SHORT PROBLEM: Return every line below as is, leaving out the pictures.

━━━ STORED ROWS

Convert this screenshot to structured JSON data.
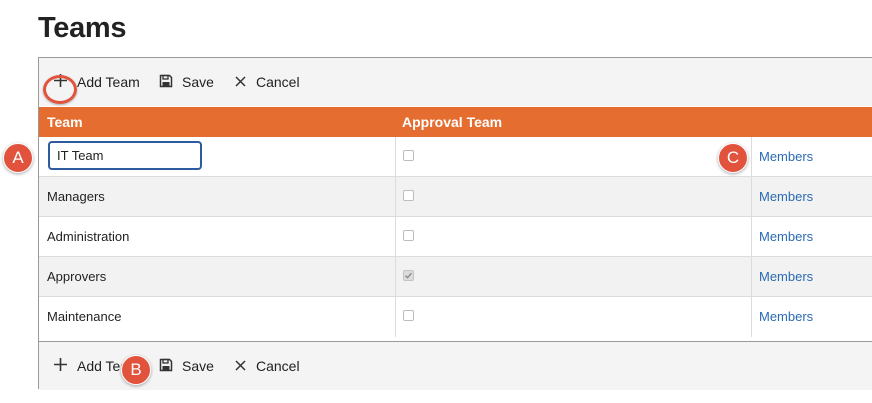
{
  "page": {
    "title": "Teams"
  },
  "toolbar": {
    "add_label": "Add Team",
    "save_label": "Save",
    "cancel_label": "Cancel"
  },
  "columns": {
    "team": "Team",
    "approval": "Approval Team"
  },
  "editing": {
    "value": "IT Team"
  },
  "rows": [
    {
      "team": "IT Team",
      "approval": false,
      "members": "Members"
    },
    {
      "team": "Managers",
      "approval": false,
      "members": "Members"
    },
    {
      "team": "Administration",
      "approval": false,
      "members": "Members"
    },
    {
      "team": "Approvers",
      "approval": true,
      "members": "Members"
    },
    {
      "team": "Maintenance",
      "approval": false,
      "members": "Members"
    }
  ],
  "callouts": {
    "a": "A",
    "b": "B",
    "c": "C"
  },
  "colors": {
    "header": "#e46d2f",
    "callout": "#e2533d",
    "link": "#2a6bb0",
    "focus": "#2d5b9f"
  },
  "icons": {
    "add": "plus-icon",
    "save": "save-icon",
    "cancel": "close-icon"
  }
}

━━━━━━

OUTPUT FOR THIS EXERCISE:
Convert this screenshot to structured JSON data.
{
  "page": {
    "title": "Teams"
  },
  "toolbar": {
    "add_label": "Add Team",
    "save_label": "Save",
    "cancel_label": "Cancel"
  },
  "columns": {
    "team": "Team",
    "approval": "Approval Team"
  },
  "editing": {
    "value": "IT Team"
  },
  "rows": [
    {
      "team": "IT Team",
      "approval": false,
      "members": "Members"
    },
    {
      "team": "Managers",
      "approval": false,
      "members": "Members"
    },
    {
      "team": "Administration",
      "approval": false,
      "members": "Members"
    },
    {
      "team": "Approvers",
      "approval": true,
      "members": "Members"
    },
    {
      "team": "Maintenance",
      "approval": false,
      "members": "Members"
    }
  ],
  "callouts": {
    "a": "A",
    "b": "B",
    "c": "C"
  },
  "colors": {
    "header": "#e46d2f",
    "callout": "#e2533d",
    "link": "#2a6bb0",
    "focus": "#2d5b9f"
  },
  "icons": {
    "add": "plus-icon",
    "save": "save-icon",
    "cancel": "close-icon"
  }
}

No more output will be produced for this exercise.